Written request: Copy the records below exactly as they appear.

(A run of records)
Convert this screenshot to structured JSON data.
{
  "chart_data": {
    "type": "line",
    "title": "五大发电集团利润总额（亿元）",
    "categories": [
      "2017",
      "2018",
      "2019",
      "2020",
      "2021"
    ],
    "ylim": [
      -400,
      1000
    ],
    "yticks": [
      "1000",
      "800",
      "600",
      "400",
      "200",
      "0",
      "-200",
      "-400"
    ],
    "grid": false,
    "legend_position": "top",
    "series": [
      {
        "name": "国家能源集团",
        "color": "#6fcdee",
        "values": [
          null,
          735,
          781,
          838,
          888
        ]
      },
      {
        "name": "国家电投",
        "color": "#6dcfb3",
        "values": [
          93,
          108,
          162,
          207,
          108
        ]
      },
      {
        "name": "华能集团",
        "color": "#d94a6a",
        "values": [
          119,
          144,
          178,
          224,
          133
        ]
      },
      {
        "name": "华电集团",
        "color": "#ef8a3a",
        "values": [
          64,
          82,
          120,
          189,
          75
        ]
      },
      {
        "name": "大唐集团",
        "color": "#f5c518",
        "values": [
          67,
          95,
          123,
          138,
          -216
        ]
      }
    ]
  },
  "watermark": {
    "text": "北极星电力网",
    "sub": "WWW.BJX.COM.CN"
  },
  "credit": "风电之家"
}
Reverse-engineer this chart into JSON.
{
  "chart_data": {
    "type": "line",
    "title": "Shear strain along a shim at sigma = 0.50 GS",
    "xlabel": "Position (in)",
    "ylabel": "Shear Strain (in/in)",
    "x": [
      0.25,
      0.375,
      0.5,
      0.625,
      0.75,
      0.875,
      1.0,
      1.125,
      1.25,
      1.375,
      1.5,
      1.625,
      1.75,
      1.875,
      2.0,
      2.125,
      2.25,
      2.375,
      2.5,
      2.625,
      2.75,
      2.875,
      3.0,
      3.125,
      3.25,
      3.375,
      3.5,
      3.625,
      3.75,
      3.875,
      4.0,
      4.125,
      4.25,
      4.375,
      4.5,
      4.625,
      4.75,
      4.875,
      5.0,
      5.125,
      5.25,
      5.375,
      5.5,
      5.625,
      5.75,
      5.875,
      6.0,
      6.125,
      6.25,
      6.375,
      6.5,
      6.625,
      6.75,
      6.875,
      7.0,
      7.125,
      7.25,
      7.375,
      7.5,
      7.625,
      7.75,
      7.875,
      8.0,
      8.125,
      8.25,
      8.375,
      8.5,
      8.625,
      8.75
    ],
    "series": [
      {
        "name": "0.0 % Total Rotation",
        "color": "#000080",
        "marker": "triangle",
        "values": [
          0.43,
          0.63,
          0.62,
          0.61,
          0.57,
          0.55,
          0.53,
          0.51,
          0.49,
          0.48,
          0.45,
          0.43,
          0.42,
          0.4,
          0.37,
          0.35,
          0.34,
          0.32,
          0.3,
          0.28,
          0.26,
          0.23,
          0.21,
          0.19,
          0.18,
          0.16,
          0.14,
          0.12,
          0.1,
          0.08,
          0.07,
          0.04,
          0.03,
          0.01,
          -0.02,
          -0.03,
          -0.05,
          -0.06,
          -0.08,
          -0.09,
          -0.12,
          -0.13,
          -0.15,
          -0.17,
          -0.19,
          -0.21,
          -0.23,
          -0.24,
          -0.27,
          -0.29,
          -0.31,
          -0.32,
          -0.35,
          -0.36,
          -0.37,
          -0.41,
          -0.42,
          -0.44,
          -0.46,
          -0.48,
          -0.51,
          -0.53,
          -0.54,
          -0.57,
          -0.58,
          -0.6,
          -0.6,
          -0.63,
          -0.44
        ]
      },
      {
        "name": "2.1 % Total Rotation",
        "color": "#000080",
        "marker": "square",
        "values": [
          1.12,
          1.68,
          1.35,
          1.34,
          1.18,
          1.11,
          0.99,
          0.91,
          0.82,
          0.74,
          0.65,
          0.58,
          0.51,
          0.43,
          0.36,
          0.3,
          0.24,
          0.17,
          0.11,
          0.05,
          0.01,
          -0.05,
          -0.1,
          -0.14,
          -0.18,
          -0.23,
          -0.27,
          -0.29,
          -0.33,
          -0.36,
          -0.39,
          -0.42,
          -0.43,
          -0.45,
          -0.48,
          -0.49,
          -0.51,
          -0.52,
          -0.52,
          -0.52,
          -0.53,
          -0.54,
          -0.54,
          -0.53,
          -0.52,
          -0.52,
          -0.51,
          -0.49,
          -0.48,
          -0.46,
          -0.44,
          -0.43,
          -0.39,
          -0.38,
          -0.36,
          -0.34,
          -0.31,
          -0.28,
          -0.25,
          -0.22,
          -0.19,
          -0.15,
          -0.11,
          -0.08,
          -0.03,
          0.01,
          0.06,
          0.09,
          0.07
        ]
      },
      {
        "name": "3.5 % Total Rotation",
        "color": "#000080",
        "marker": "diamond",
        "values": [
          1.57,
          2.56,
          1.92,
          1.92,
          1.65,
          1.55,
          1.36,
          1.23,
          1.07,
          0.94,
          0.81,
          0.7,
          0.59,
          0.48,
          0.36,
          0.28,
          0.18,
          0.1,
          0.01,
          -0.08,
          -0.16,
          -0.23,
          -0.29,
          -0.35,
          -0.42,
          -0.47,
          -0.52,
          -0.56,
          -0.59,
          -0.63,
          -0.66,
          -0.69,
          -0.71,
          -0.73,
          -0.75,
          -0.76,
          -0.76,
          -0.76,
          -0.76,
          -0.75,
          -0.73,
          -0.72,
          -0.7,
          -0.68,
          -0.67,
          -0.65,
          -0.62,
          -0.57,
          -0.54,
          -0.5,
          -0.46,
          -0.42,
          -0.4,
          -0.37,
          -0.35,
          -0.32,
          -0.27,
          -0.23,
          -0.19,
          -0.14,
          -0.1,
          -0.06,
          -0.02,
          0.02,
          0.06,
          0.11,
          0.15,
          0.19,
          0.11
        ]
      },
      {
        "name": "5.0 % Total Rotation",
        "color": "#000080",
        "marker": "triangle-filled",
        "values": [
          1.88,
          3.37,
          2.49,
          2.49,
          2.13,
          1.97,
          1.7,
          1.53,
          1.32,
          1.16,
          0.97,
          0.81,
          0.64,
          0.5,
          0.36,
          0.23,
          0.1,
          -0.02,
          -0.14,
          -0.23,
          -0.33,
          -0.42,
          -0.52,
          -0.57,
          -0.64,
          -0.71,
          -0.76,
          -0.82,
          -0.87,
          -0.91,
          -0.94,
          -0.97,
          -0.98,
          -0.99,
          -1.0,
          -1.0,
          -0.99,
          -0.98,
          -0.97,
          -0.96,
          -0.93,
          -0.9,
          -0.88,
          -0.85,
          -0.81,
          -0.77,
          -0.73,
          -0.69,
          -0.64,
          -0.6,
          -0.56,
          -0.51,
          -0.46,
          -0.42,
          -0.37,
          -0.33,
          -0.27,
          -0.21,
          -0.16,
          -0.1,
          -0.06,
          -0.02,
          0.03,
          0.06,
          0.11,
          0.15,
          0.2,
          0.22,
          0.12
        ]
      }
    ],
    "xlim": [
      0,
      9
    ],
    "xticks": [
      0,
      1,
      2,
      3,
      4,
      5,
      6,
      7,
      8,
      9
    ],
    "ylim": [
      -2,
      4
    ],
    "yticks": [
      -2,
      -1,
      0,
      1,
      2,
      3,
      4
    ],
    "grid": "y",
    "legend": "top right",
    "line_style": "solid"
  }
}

The output:
Convert this screenshot to structured JSON data.
{
  "chart_data": {
    "type": "line",
    "title": "五大发电集团利润总额（亿元）",
    "categories": [
      "2017",
      "2018",
      "2019",
      "2020",
      "2021"
    ],
    "ylim": [
      -400,
      1000
    ],
    "yticks": [
      "1000",
      "800",
      "600",
      "400",
      "200",
      "0",
      "-200",
      "-400"
    ],
    "grid": false,
    "legend_position": "top",
    "series": [
      {
        "name": "国家能源集团",
        "color": "#6fcdee",
        "values": [
          null,
          735,
          781,
          838,
          888
        ]
      },
      {
        "name": "国家电投",
        "color": "#6dcfb3",
        "values": [
          93,
          108,
          162,
          207,
          108
        ]
      },
      {
        "name": "华能集团",
        "color": "#d94a6a",
        "values": [
          119,
          144,
          178,
          224,
          133
        ]
      },
      {
        "name": "华电集团",
        "color": "#ef8a3a",
        "values": [
          64,
          82,
          120,
          189,
          75
        ]
      },
      {
        "name": "大唐集团",
        "color": "#f5c518",
        "values": [
          67,
          95,
          123,
          138,
          -216
        ]
      }
    ]
  },
  "watermark": {
    "text": "北极星电力网",
    "sub": "WWW.BJX.COM.CN"
  },
  "credit": "风电之家"
}
Reverse-engineer this chart into JSON.
{
  "chart_data": {
    "type": "line",
    "title": "Shear strain along a shim at sigma = 0.50 GS",
    "xlabel": "Position (in)",
    "ylabel": "Shear Strain (in/in)",
    "x": [
      0.25,
      0.375,
      0.5,
      0.625,
      0.75,
      0.875,
      1.0,
      1.125,
      1.25,
      1.375,
      1.5,
      1.625,
      1.75,
      1.875,
      2.0,
      2.125,
      2.25,
      2.375,
      2.5,
      2.625,
      2.75,
      2.875,
      3.0,
      3.125,
      3.25,
      3.375,
      3.5,
      3.625,
      3.75,
      3.875,
      4.0,
      4.125,
      4.25,
      4.375,
      4.5,
      4.625,
      4.75,
      4.875,
      5.0,
      5.125,
      5.25,
      5.375,
      5.5,
      5.625,
      5.75,
      5.875,
      6.0,
      6.125,
      6.25,
      6.375,
      6.5,
      6.625,
      6.75,
      6.875,
      7.0,
      7.125,
      7.25,
      7.375,
      7.5,
      7.625,
      7.75,
      7.875,
      8.0,
      8.125,
      8.25,
      8.375,
      8.5,
      8.625,
      8.75
    ],
    "series": [
      {
        "name": "0.0 % Total Rotation",
        "color": "#000080",
        "marker": "triangle",
        "values": [
          0.43,
          0.63,
          0.62,
          0.61,
          0.57,
          0.55,
          0.53,
          0.51,
          0.49,
          0.48,
          0.45,
          0.43,
          0.42,
          0.4,
          0.37,
          0.35,
          0.34,
          0.32,
          0.3,
          0.28,
          0.26,
          0.23,
          0.21,
          0.19,
          0.18,
          0.16,
          0.14,
          0.12,
          0.1,
          0.08,
          0.07,
          0.04,
          0.03,
          0.01,
          -0.02,
          -0.03,
          -0.05,
          -0.06,
          -0.08,
          -0.09,
          -0.12,
          -0.13,
          -0.15,
          -0.17,
          -0.19,
          -0.21,
          -0.23,
          -0.24,
          -0.27,
          -0.29,
          -0.31,
          -0.32,
          -0.35,
          -0.36,
          -0.37,
          -0.41,
          -0.42,
          -0.44,
          -0.46,
          -0.48,
          -0.51,
          -0.53,
          -0.54,
          -0.57,
          -0.58,
          -0.6,
          -0.6,
          -0.63,
          -0.44
        ]
      },
      {
        "name": "2.1 % Total Rotation",
        "color": "#000080",
        "marker": "square",
        "values": [
          1.12,
          1.68,
          1.35,
          1.34,
          1.18,
          1.11,
          0.99,
          0.91,
          0.82,
          0.74,
          0.65,
          0.58,
          0.51,
          0.43,
          0.36,
          0.3,
          0.24,
          0.17,
          0.11,
          0.05,
          0.01,
          -0.05,
          -0.1,
          -0.14,
          -0.18,
          -0.23,
          -0.27,
          -0.29,
          -0.33,
          -0.36,
          -0.39,
          -0.42,
          -0.43,
          -0.45,
          -0.48,
          -0.49,
          -0.51,
          -0.52,
          -0.52,
          -0.52,
          -0.53,
          -0.54,
          -0.54,
          -0.53,
          -0.52,
          -0.52,
          -0.51,
          -0.49,
          -0.48,
          -0.46,
          -0.44,
          -0.43,
          -0.39,
          -0.38,
          -0.36,
          -0.34,
          -0.31,
          -0.28,
          -0.25,
          -0.22,
          -0.19,
          -0.15,
          -0.11,
          -0.08,
          -0.03,
          0.01,
          0.06,
          0.09,
          0.07
        ]
      },
      {
        "name": "3.5 % Total Rotation",
        "color": "#000080",
        "marker": "diamond",
        "values": [
          1.57,
          2.56,
          1.92,
          1.92,
          1.65,
          1.55,
          1.36,
          1.23,
          1.07,
          0.94,
          0.81,
          0.7,
          0.59,
          0.48,
          0.36,
          0.28,
          0.18,
          0.1,
          0.01,
          -0.08,
          -0.16,
          -0.23,
          -0.29,
          -0.35,
          -0.42,
          -0.47,
          -0.52,
          -0.56,
          -0.59,
          -0.63,
          -0.66,
          -0.69,
          -0.71,
          -0.73,
          -0.75,
          -0.76,
          -0.76,
          -0.76,
          -0.76,
          -0.75,
          -0.73,
          -0.72,
          -0.7,
          -0.68,
          -0.67,
          -0.65,
          -0.62,
          -0.57,
          -0.54,
          -0.5,
          -0.46,
          -0.42,
          -0.4,
          -0.37,
          -0.35,
          -0.32,
          -0.27,
          -0.23,
          -0.19,
          -0.14,
          -0.1,
          -0.06,
          -0.02,
          0.02,
          0.06,
          0.11,
          0.15,
          0.19,
          0.11
        ]
      },
      {
        "name": "5.0 % Total Rotation",
        "color": "#000080",
        "marker": "triangle-filled",
        "values": [
          1.88,
          3.37,
          2.49,
          2.49,
          2.13,
          1.97,
          1.7,
          1.53,
          1.32,
          1.16,
          0.97,
          0.81,
          0.64,
          0.5,
          0.36,
          0.23,
          0.1,
          -0.02,
          -0.14,
          -0.23,
          -0.33,
          -0.42,
          -0.52,
          -0.57,
          -0.64,
          -0.71,
          -0.76,
          -0.82,
          -0.87,
          -0.91,
          -0.94,
          -0.97,
          -0.98,
          -0.99,
          -1.0,
          -1.0,
          -0.99,
          -0.98,
          -0.97,
          -0.96,
          -0.93,
          -0.9,
          -0.88,
          -0.85,
          -0.81,
          -0.77,
          -0.73,
          -0.69,
          -0.64,
          -0.6,
          -0.56,
          -0.51,
          -0.46,
          -0.42,
          -0.37,
          -0.33,
          -0.27,
          -0.21,
          -0.16,
          -0.1,
          -0.06,
          -0.02,
          0.03,
          0.06,
          0.11,
          0.15,
          0.2,
          0.22,
          0.12
        ]
      }
    ],
    "xlim": [
      0,
      9
    ],
    "xticks": [
      0,
      1,
      2,
      3,
      4,
      5,
      6,
      7,
      8,
      9
    ],
    "ylim": [
      -2,
      4
    ],
    "yticks": [
      -2,
      -1,
      0,
      1,
      2,
      3,
      4
    ],
    "grid": "y",
    "legend": "top right",
    "line_style": "solid"
  }
}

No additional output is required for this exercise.